## begin DATASET EXCERPTS

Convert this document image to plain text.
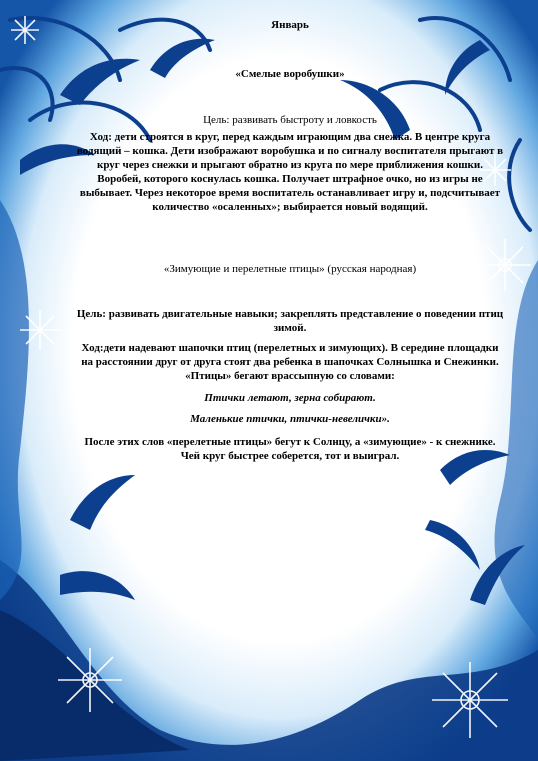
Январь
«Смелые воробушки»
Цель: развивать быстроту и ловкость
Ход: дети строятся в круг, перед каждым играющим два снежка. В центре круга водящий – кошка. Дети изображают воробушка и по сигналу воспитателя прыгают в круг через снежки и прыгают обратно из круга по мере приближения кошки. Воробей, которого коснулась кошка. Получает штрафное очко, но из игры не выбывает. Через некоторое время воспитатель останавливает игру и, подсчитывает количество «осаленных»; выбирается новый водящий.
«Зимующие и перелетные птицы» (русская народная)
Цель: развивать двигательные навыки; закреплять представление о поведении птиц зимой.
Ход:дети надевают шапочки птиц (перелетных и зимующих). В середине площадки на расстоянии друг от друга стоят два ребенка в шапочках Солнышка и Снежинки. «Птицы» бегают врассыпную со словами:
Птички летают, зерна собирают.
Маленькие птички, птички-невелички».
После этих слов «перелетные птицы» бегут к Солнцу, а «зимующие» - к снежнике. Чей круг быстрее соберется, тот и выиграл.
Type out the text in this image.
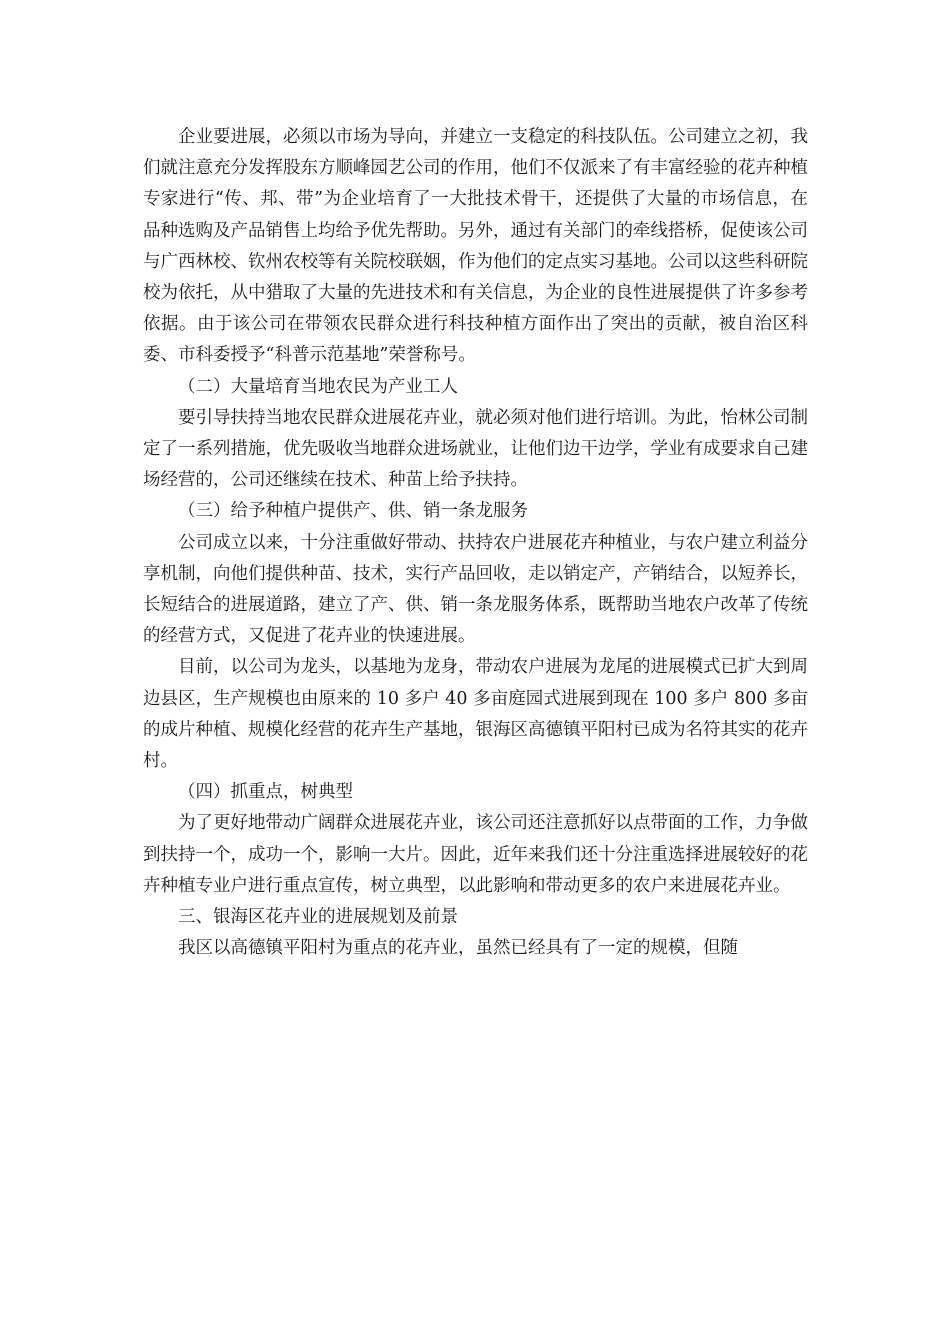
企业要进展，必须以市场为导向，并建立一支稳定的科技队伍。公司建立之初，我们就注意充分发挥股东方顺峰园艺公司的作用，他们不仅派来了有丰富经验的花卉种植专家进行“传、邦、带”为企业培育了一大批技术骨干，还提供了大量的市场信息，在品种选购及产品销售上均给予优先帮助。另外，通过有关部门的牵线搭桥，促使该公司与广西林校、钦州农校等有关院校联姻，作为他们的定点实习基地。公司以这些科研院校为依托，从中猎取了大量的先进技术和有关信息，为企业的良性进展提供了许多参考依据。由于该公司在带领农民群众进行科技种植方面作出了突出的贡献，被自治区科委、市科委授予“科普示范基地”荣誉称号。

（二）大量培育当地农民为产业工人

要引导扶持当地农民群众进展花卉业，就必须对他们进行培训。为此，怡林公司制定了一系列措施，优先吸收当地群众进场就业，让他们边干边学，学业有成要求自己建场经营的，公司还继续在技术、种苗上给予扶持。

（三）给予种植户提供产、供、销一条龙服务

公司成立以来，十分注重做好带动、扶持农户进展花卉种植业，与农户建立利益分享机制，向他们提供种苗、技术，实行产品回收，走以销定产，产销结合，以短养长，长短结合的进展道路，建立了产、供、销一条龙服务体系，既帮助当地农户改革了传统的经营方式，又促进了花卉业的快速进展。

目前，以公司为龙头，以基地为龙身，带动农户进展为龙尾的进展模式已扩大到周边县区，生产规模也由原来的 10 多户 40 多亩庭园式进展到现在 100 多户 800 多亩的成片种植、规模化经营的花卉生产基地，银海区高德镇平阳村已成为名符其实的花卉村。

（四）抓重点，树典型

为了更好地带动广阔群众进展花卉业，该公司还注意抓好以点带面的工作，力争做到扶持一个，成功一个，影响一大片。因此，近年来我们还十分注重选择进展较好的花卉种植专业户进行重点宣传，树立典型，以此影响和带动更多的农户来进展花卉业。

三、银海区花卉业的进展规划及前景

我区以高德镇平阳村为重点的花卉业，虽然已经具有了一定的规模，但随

## end DATASET EXCERPTS

Copy the material above exactly and drop the pictures.

SOLUTION TO THIS EXERCISE:
Convert this document image to plain text.
Январь
«Смелые воробушки»
Цель: развивать быстроту и ловкость
Ход: дети строятся в круг, перед каждым играющим два снежка. В центре круга водящий – кошка. Дети изображают воробушка и по сигналу воспитателя прыгают в круг через снежки и прыгают обратно из круга по мере приближения кошки. Воробей, которого коснулась кошка. Получает штрафное очко, но из игры не выбывает. Через некоторое время воспитатель останавливает игру и, подсчитывает количество «осаленных»; выбирается новый водящий.
«Зимующие и перелетные птицы» (русская народная)
Цель: развивать двигательные навыки; закреплять представление о поведении птиц зимой.
Ход:дети надевают шапочки птиц (перелетных и зимующих). В середине площадки на расстоянии друг от друга стоят два ребенка в шапочках Солнышка и Снежинки. «Птицы» бегают врассыпную со словами:
Птички летают, зерна собирают.
Маленькие птички, птички-невелички».
После этих слов «перелетные птицы» бегут к Солнцу, а «зимующие» - к снежнике. Чей круг быстрее соберется, тот и выиграл.
Type out the text in this image.
企业要进展，必须以市场为导向，并建立一支稳定的科技队伍。公司建立之初，我们就注意充分发挥股东方顺峰园艺公司的作用，他们不仅派来了有丰富经验的花卉种植专家进行“传、邦、带”为企业培育了一大批技术骨干，还提供了大量的市场信息，在品种选购及产品销售上均给予优先帮助。另外，通过有关部门的牵线搭桥，促使该公司与广西林校、钦州农校等有关院校联姻，作为他们的定点实习基地。公司以这些科研院校为依托，从中猎取了大量的先进技术和有关信息，为企业的良性进展提供了许多参考依据。由于该公司在带领农民群众进行科技种植方面作出了突出的贡献，被自治区科委、市科委授予“科普示范基地”荣誉称号。

（二）大量培育当地农民为产业工人

要引导扶持当地农民群众进展花卉业，就必须对他们进行培训。为此，怡林公司制定了一系列措施，优先吸收当地群众进场就业，让他们边干边学，学业有成要求自己建场经营的，公司还继续在技术、种苗上给予扶持。

（三）给予种植户提供产、供、销一条龙服务

公司成立以来，十分注重做好带动、扶持农户进展花卉种植业，与农户建立利益分享机制，向他们提供种苗、技术，实行产品回收，走以销定产，产销结合，以短养长，长短结合的进展道路，建立了产、供、销一条龙服务体系，既帮助当地农户改革了传统的经营方式，又促进了花卉业的快速进展。

目前，以公司为龙头，以基地为龙身，带动农户进展为龙尾的进展模式已扩大到周边县区，生产规模也由原来的 10 多户 40 多亩庭园式进展到现在 100 多户 800 多亩的成片种植、规模化经营的花卉生产基地，银海区高德镇平阳村已成为名符其实的花卉村。

（四）抓重点，树典型

为了更好地带动广阔群众进展花卉业，该公司还注意抓好以点带面的工作，力争做到扶持一个，成功一个，影响一大片。因此，近年来我们还十分注重选择进展较好的花卉种植专业户进行重点宣传，树立典型，以此影响和带动更多的农户来进展花卉业。

三、银海区花卉业的进展规划及前景

我区以高德镇平阳村为重点的花卉业，虽然已经具有了一定的规模，但随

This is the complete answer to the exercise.